> **WRITTEN PROBLEM**: All of the data must be printed exactly; please include every line.

> **MATERIAL SUPPLIED**:
* * * *

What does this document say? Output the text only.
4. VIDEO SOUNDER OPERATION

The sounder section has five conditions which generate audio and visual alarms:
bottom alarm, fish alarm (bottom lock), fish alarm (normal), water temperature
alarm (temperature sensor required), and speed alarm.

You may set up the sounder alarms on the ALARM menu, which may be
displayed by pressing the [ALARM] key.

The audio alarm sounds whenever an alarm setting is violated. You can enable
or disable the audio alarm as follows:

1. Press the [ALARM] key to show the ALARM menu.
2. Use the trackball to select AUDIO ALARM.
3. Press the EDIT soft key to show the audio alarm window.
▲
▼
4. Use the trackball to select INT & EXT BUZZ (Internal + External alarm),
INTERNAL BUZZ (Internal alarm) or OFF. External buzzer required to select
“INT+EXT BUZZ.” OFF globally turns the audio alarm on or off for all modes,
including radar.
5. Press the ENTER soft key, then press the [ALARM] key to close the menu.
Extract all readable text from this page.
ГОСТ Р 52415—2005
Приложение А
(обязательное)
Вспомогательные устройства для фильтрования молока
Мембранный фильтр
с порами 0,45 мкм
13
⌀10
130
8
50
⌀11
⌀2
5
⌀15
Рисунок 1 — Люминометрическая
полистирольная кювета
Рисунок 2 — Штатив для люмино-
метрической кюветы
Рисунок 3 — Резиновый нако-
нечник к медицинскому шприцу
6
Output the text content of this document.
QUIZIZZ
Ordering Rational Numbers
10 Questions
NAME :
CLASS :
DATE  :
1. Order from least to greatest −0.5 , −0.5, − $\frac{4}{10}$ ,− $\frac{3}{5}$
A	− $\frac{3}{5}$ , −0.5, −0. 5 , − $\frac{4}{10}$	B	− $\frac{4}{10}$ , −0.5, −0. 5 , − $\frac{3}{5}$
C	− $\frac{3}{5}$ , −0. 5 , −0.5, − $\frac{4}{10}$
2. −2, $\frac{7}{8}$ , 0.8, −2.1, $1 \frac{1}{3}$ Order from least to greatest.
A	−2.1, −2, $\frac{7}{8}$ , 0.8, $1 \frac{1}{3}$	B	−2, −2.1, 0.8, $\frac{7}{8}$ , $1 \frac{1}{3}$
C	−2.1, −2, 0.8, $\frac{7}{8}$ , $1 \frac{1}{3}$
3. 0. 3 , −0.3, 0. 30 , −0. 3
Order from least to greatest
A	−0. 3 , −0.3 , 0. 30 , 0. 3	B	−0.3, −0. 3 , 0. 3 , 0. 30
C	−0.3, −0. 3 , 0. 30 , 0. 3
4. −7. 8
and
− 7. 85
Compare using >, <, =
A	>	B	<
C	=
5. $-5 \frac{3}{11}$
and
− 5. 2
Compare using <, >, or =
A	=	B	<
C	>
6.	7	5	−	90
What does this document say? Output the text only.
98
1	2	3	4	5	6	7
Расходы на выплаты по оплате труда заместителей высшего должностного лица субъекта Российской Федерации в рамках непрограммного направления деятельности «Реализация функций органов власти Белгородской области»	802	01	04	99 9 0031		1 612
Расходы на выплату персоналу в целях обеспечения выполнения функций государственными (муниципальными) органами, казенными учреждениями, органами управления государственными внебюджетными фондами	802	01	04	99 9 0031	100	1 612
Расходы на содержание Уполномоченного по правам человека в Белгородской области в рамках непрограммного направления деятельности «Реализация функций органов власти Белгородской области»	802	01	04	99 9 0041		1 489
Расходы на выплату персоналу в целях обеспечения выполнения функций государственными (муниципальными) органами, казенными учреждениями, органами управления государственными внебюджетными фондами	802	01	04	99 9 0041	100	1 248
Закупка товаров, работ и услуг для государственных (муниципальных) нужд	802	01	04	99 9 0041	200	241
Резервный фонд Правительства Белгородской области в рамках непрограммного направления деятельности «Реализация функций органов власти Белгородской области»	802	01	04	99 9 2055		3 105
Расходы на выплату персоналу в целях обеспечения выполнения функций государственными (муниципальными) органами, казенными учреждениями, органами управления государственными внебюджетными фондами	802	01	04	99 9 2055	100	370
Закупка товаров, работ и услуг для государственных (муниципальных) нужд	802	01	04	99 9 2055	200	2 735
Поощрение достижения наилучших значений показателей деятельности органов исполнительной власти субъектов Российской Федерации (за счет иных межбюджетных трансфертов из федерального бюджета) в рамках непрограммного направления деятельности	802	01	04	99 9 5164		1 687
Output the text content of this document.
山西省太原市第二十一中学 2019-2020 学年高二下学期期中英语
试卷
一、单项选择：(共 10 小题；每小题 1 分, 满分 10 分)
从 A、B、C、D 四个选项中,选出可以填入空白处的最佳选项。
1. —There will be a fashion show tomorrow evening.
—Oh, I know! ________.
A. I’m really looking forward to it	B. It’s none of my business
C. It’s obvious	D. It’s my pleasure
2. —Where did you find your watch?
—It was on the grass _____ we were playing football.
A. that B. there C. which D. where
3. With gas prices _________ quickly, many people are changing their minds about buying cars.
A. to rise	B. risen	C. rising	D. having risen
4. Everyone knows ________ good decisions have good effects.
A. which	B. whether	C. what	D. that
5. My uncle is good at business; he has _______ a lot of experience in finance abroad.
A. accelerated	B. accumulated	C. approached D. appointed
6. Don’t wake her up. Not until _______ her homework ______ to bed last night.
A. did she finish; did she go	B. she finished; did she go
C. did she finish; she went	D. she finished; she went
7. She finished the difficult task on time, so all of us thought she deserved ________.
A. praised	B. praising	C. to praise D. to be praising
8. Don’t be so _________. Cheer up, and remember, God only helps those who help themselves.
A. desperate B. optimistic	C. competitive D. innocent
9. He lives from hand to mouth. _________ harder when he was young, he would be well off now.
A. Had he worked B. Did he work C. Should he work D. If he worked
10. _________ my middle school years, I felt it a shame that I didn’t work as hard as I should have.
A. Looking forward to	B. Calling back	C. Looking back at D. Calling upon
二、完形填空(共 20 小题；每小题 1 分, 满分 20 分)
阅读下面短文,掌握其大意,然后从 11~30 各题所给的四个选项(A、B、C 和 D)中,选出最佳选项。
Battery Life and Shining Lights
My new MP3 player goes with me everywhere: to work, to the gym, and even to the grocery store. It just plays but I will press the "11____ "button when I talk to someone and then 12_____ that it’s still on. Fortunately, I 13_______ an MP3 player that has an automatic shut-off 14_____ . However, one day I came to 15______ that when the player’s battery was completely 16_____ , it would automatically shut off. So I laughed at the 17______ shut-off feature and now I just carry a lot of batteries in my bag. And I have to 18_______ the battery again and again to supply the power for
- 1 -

* * * *

> **ANSWER TO THE EXERCISE**:
What does this document say? Output the text only.
4. VIDEO SOUNDER OPERATION

The sounder section has five conditions which generate audio and visual alarms:
bottom alarm, fish alarm (bottom lock), fish alarm (normal), water temperature
alarm (temperature sensor required), and speed alarm.

You may set up the sounder alarms on the ALARM menu, which may be
displayed by pressing the [ALARM] key.

The audio alarm sounds whenever an alarm setting is violated. You can enable
or disable the audio alarm as follows:

1. Press the [ALARM] key to show the ALARM menu.
2. Use the trackball to select AUDIO ALARM.
3. Press the EDIT soft key to show the audio alarm window.
▲
▼
4. Use the trackball to select INT & EXT BUZZ (Internal + External alarm),
INTERNAL BUZZ (Internal alarm) or OFF. External buzzer required to select
“INT+EXT BUZZ.” OFF globally turns the audio alarm on or off for all modes,
including radar.
5. Press the ENTER soft key, then press the [ALARM] key to close the menu.
Extract all readable text from this page.
ГОСТ Р 52415—2005
Приложение А
(обязательное)
Вспомогательные устройства для фильтрования молока
Мембранный фильтр
с порами 0,45 мкм
13
⌀10
130
8
50
⌀11
⌀2
5
⌀15
Рисунок 1 — Люминометрическая
полистирольная кювета
Рисунок 2 — Штатив для люмино-
метрической кюветы
Рисунок 3 — Резиновый нако-
нечник к медицинскому шприцу
6
Output the text content of this document.
QUIZIZZ
Ordering Rational Numbers
10 Questions
NAME :
CLASS :
DATE  :
1. Order from least to greatest −0.5 , −0.5, − $\frac{4}{10}$ ,− $\frac{3}{5}$
A	− $\frac{3}{5}$ , −0.5, −0. 5 , − $\frac{4}{10}$	B	− $\frac{4}{10}$ , −0.5, −0. 5 , − $\frac{3}{5}$
C	− $\frac{3}{5}$ , −0. 5 , −0.5, − $\frac{4}{10}$
2. −2, $\frac{7}{8}$ , 0.8, −2.1, $1 \frac{1}{3}$ Order from least to greatest.
A	−2.1, −2, $\frac{7}{8}$ , 0.8, $1 \frac{1}{3}$	B	−2, −2.1, 0.8, $\frac{7}{8}$ , $1 \frac{1}{3}$
C	−2.1, −2, 0.8, $\frac{7}{8}$ , $1 \frac{1}{3}$
3. 0. 3 , −0.3, 0. 30 , −0. 3
Order from least to greatest
A	−0. 3 , −0.3 , 0. 30 , 0. 3	B	−0.3, −0. 3 , 0. 3 , 0. 30
C	−0.3, −0. 3 , 0. 30 , 0. 3
4. −7. 8
and
− 7. 85
Compare using >, <, =
A	>	B	<
C	=
5. $-5 \frac{3}{11}$
and
− 5. 2
Compare using <, >, or =
A	=	B	<
C	>
6.	7	5	−	90
What does this document say? Output the text only.
98
1	2	3	4	5	6	7
Расходы на выплаты по оплате труда заместителей высшего должностного лица субъекта Российской Федерации в рамках непрограммного направления деятельности «Реализация функций органов власти Белгородской области»	802	01	04	99 9 0031		1 612
Расходы на выплату персоналу в целях обеспечения выполнения функций государственными (муниципальными) органами, казенными учреждениями, органами управления государственными внебюджетными фондами	802	01	04	99 9 0031	100	1 612
Расходы на содержание Уполномоченного по правам человека в Белгородской области в рамках непрограммного направления деятельности «Реализация функций органов власти Белгородской области»	802	01	04	99 9 0041		1 489
Расходы на выплату персоналу в целях обеспечения выполнения функций государственными (муниципальными) органами, казенными учреждениями, органами управления государственными внебюджетными фондами	802	01	04	99 9 0041	100	1 248
Закупка товаров, работ и услуг для государственных (муниципальных) нужд	802	01	04	99 9 0041	200	241
Резервный фонд Правительства Белгородской области в рамках непрограммного направления деятельности «Реализация функций органов власти Белгородской области»	802	01	04	99 9 2055		3 105
Расходы на выплату персоналу в целях обеспечения выполнения функций государственными (муниципальными) органами, казенными учреждениями, органами управления государственными внебюджетными фондами	802	01	04	99 9 2055	100	370
Закупка товаров, работ и услуг для государственных (муниципальных) нужд	802	01	04	99 9 2055	200	2 735
Поощрение достижения наилучших значений показателей деятельности органов исполнительной власти субъектов Российской Федерации (за счет иных межбюджетных трансфертов из федерального бюджета) в рамках непрограммного направления деятельности	802	01	04	99 9 5164		1 687
Output the text content of this document.
山西省太原市第二十一中学 2019-2020 学年高二下学期期中英语
试卷
一、单项选择：(共 10 小题；每小题 1 分, 满分 10 分)
从 A、B、C、D 四个选项中,选出可以填入空白处的最佳选项。
1. —There will be a fashion show tomorrow evening.
—Oh, I know! ________.
A. I’m really looking forward to it	B. It’s none of my business
C. It’s obvious	D. It’s my pleasure
2. —Where did you find your watch?
—It was on the grass _____ we were playing football.
A. that B. there C. which D. where
3. With gas prices _________ quickly, many people are changing their minds about buying cars.
A. to rise	B. risen	C. rising	D. having risen
4. Everyone knows ________ good decisions have good effects.
A. which	B. whether	C. what	D. that
5. My uncle is good at business; he has _______ a lot of experience in finance abroad.
A. accelerated	B. accumulated	C. approached D. appointed
6. Don’t wake her up. Not until _______ her homework ______ to bed last night.
A. did she finish; did she go	B. she finished; did she go
C. did she finish; she went	D. she finished; she went
7. She finished the difficult task on time, so all of us thought she deserved ________.
A. praised	B. praising	C. to praise D. to be praising
8. Don’t be so _________. Cheer up, and remember, God only helps those who help themselves.
A. desperate B. optimistic	C. competitive D. innocent
9. He lives from hand to mouth. _________ harder when he was young, he would be well off now.
A. Had he worked B. Did he work C. Should he work D. If he worked
10. _________ my middle school years, I felt it a shame that I didn’t work as hard as I should have.
A. Looking forward to	B. Calling back	C. Looking back at D. Calling upon
二、完形填空(共 20 小题；每小题 1 分, 满分 20 分)
阅读下面短文,掌握其大意,然后从 11~30 各题所给的四个选项(A、B、C 和 D)中,选出最佳选项。
Battery Life and Shining Lights
My new MP3 player goes with me everywhere: to work, to the gym, and even to the grocery store. It just plays but I will press the "11____ "button when I talk to someone and then 12_____ that it’s still on. Fortunately, I 13_______ an MP3 player that has an automatic shut-off 14_____ . However, one day I came to 15______ that when the player’s battery was completely 16_____ , it would automatically shut off. So I laughed at the 17______ shut-off feature and now I just carry a lot of batteries in my bag. And I have to 18_______ the battery again and again to supply the power for
- 1 -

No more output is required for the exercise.